JOB:
Pull every "JSON" line out of the data below.

DATA FOR THIS EXERCISE:
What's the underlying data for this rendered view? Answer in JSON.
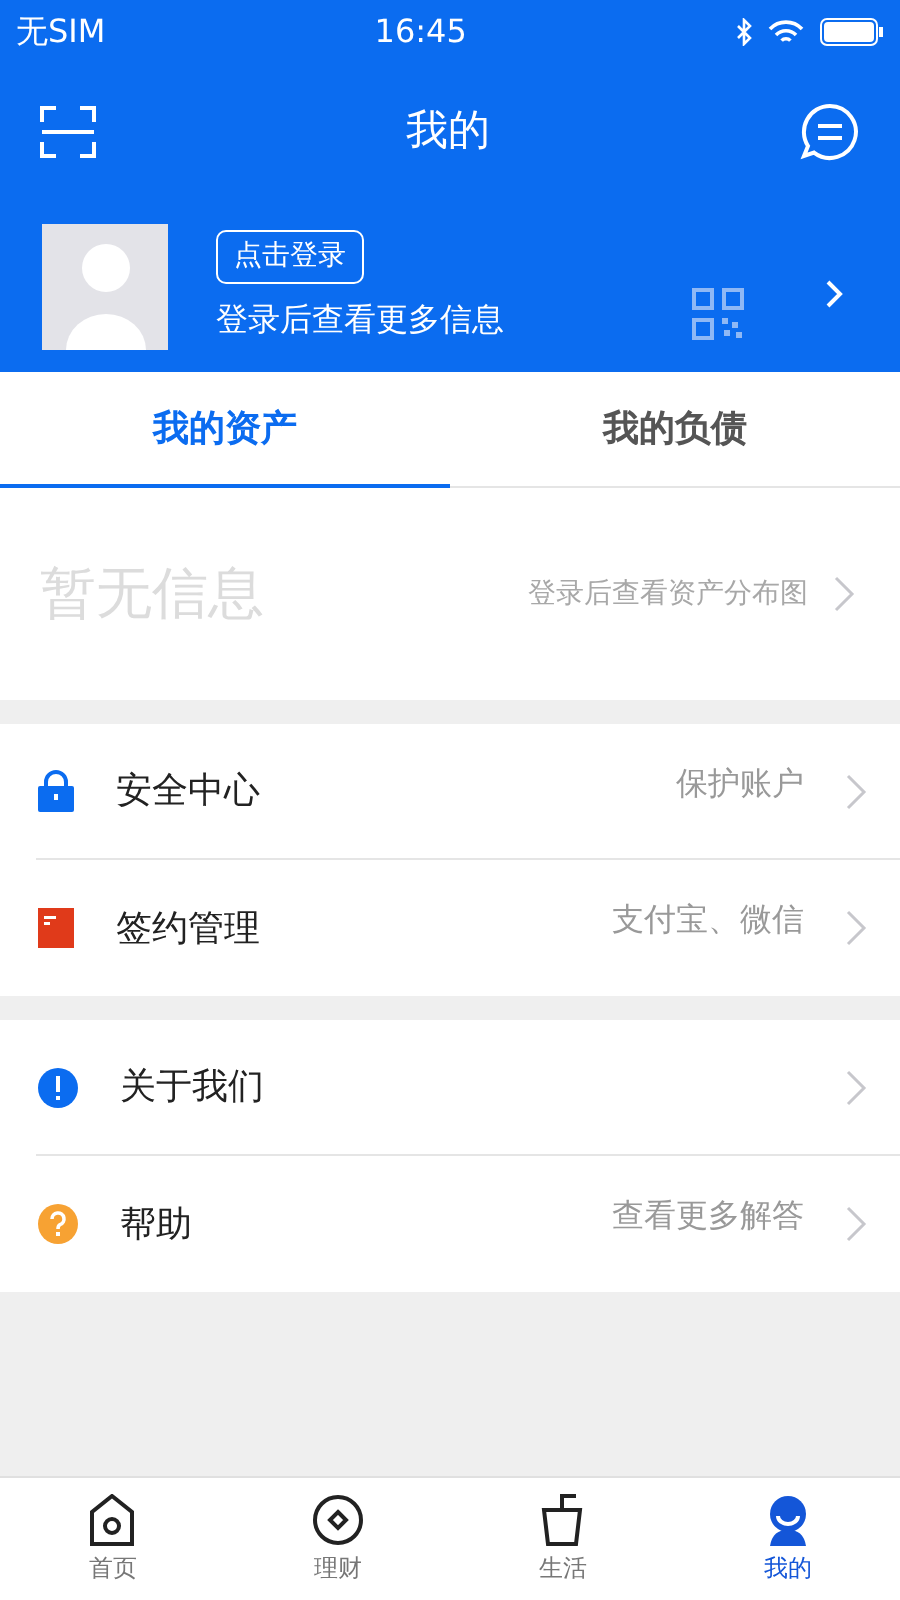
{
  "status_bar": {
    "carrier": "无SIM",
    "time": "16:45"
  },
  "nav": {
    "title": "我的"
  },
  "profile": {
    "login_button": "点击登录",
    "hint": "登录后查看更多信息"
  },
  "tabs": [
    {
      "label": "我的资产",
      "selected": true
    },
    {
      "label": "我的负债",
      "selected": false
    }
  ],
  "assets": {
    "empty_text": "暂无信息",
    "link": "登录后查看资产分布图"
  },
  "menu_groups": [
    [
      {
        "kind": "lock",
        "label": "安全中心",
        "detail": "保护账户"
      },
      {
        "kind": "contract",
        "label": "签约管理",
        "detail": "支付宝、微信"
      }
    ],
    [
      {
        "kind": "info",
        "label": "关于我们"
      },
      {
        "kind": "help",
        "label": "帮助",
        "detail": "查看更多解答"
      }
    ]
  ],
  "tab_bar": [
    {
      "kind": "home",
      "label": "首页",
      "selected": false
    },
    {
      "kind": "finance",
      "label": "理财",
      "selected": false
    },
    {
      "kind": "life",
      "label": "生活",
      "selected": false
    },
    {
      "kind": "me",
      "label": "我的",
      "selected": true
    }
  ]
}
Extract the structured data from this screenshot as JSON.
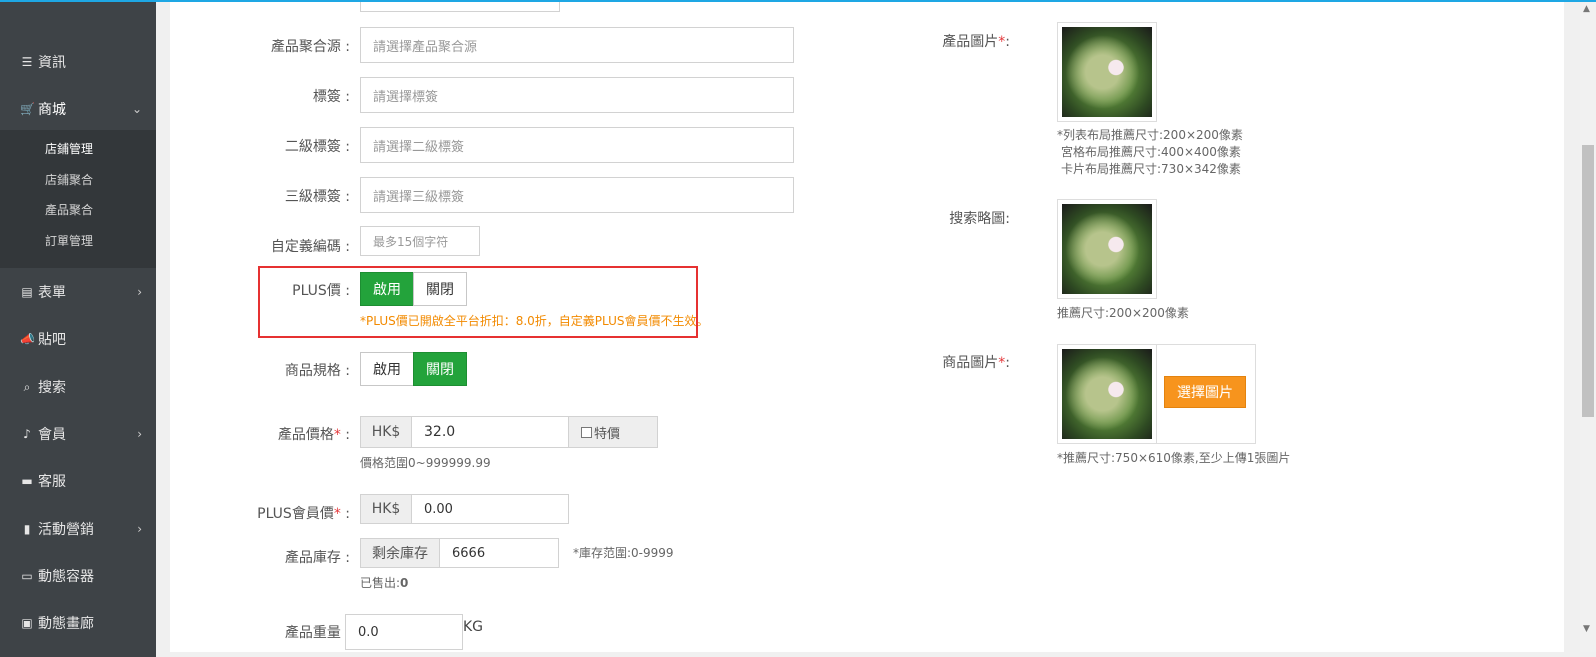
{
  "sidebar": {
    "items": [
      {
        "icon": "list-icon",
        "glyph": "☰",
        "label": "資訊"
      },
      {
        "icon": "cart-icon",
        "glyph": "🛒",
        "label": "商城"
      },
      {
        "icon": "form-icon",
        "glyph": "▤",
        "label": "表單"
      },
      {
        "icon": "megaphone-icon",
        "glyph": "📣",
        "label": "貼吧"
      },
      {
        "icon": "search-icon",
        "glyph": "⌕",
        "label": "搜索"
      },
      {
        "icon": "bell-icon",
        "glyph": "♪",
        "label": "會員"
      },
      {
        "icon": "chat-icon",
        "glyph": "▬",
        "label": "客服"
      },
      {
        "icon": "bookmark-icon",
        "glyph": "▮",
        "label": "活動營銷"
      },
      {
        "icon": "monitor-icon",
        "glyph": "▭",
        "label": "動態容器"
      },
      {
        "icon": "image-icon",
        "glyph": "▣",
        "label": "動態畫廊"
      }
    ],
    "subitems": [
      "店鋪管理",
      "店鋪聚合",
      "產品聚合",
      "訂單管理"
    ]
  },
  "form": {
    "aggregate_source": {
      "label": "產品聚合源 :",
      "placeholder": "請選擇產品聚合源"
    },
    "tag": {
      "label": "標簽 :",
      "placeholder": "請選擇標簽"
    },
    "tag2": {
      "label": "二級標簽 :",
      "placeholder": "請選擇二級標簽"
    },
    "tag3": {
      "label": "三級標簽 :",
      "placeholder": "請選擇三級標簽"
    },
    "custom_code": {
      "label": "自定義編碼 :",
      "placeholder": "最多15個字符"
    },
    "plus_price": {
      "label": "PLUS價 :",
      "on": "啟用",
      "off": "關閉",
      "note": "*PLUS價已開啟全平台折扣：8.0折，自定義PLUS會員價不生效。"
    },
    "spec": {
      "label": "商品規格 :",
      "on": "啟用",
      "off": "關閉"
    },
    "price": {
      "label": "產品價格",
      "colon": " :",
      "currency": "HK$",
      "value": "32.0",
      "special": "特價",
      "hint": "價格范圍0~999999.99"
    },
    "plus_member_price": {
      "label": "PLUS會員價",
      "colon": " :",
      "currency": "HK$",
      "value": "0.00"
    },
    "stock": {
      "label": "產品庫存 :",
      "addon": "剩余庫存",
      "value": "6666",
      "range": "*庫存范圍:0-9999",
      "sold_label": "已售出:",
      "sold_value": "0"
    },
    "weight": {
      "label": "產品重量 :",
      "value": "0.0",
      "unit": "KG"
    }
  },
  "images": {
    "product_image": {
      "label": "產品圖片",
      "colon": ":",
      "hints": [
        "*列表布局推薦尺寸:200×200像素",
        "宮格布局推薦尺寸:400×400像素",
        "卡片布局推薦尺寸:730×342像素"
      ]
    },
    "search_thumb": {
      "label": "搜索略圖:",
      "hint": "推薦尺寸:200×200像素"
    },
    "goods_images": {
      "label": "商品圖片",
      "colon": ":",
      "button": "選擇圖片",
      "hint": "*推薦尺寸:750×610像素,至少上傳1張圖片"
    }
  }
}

FINAL RESULT:
What's the underlying data for this rendered view? Answer in JSON.
Extract the structured data from this screenshot as JSON.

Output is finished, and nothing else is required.